> Your instructions
Give the entries back exactly, dropping each image.

> Records for the task
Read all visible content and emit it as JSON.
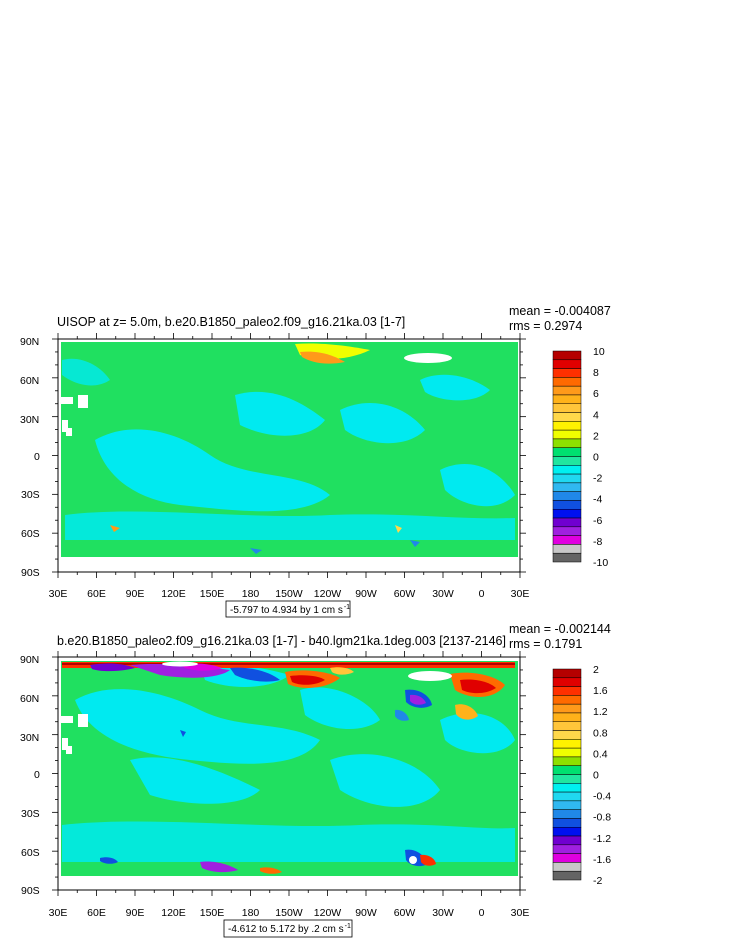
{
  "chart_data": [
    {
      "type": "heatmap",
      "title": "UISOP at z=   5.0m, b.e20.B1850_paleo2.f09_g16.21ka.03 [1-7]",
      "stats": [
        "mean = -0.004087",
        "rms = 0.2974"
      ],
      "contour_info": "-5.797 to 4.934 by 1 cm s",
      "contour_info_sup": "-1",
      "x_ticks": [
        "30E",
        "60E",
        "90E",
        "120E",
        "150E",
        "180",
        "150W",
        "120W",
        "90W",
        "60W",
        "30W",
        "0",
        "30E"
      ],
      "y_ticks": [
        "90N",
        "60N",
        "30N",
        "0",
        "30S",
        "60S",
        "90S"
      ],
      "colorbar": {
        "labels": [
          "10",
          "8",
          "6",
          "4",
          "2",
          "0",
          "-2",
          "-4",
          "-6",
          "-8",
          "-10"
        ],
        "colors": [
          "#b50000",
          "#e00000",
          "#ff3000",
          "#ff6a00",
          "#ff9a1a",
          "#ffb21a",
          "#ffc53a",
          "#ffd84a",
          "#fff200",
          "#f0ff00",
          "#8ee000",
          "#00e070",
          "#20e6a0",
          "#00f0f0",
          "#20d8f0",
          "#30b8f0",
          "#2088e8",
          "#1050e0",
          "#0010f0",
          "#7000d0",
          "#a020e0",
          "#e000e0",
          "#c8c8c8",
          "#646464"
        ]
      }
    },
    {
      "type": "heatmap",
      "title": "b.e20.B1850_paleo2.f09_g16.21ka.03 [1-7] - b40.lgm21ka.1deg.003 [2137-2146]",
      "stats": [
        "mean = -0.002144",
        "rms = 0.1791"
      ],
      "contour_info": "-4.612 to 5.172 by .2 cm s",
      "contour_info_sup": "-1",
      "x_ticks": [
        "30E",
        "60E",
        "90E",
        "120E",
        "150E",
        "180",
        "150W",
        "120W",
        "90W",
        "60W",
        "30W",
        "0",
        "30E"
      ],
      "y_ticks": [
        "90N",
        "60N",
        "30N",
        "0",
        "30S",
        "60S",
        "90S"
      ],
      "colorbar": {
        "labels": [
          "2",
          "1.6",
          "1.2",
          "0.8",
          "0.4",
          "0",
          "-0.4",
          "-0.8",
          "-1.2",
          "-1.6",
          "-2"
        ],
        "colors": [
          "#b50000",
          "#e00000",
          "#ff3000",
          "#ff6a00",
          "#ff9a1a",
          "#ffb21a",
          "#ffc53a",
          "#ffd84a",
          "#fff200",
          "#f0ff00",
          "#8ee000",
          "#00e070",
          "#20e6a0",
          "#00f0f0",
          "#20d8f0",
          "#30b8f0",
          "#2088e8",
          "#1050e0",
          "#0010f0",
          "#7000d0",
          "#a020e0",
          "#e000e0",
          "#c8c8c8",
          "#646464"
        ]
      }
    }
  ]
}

> Expected answer
Read all visible content and emit it as JSON.
{
  "chart_data": [
    {
      "type": "heatmap",
      "title": "UISOP at z=   5.0m, b.e20.B1850_paleo2.f09_g16.21ka.03 [1-7]",
      "stats": [
        "mean = -0.004087",
        "rms = 0.2974"
      ],
      "contour_info": "-5.797 to 4.934 by 1 cm s",
      "contour_info_sup": "-1",
      "x_ticks": [
        "30E",
        "60E",
        "90E",
        "120E",
        "150E",
        "180",
        "150W",
        "120W",
        "90W",
        "60W",
        "30W",
        "0",
        "30E"
      ],
      "y_ticks": [
        "90N",
        "60N",
        "30N",
        "0",
        "30S",
        "60S",
        "90S"
      ],
      "colorbar": {
        "labels": [
          "10",
          "8",
          "6",
          "4",
          "2",
          "0",
          "-2",
          "-4",
          "-6",
          "-8",
          "-10"
        ],
        "colors": [
          "#b50000",
          "#e00000",
          "#ff3000",
          "#ff6a00",
          "#ff9a1a",
          "#ffb21a",
          "#ffc53a",
          "#ffd84a",
          "#fff200",
          "#f0ff00",
          "#8ee000",
          "#00e070",
          "#20e6a0",
          "#00f0f0",
          "#20d8f0",
          "#30b8f0",
          "#2088e8",
          "#1050e0",
          "#0010f0",
          "#7000d0",
          "#a020e0",
          "#e000e0",
          "#c8c8c8",
          "#646464"
        ]
      }
    },
    {
      "type": "heatmap",
      "title": "b.e20.B1850_paleo2.f09_g16.21ka.03 [1-7] - b40.lgm21ka.1deg.003 [2137-2146]",
      "stats": [
        "mean = -0.002144",
        "rms = 0.1791"
      ],
      "contour_info": "-4.612 to 5.172 by .2 cm s",
      "contour_info_sup": "-1",
      "x_ticks": [
        "30E",
        "60E",
        "90E",
        "120E",
        "150E",
        "180",
        "150W",
        "120W",
        "90W",
        "60W",
        "30W",
        "0",
        "30E"
      ],
      "y_ticks": [
        "90N",
        "60N",
        "30N",
        "0",
        "30S",
        "60S",
        "90S"
      ],
      "colorbar": {
        "labels": [
          "2",
          "1.6",
          "1.2",
          "0.8",
          "0.4",
          "0",
          "-0.4",
          "-0.8",
          "-1.2",
          "-1.6",
          "-2"
        ],
        "colors": [
          "#b50000",
          "#e00000",
          "#ff3000",
          "#ff6a00",
          "#ff9a1a",
          "#ffb21a",
          "#ffc53a",
          "#ffd84a",
          "#fff200",
          "#f0ff00",
          "#8ee000",
          "#00e070",
          "#20e6a0",
          "#00f0f0",
          "#20d8f0",
          "#30b8f0",
          "#2088e8",
          "#1050e0",
          "#0010f0",
          "#7000d0",
          "#a020e0",
          "#e000e0",
          "#c8c8c8",
          "#646464"
        ]
      }
    }
  ]
}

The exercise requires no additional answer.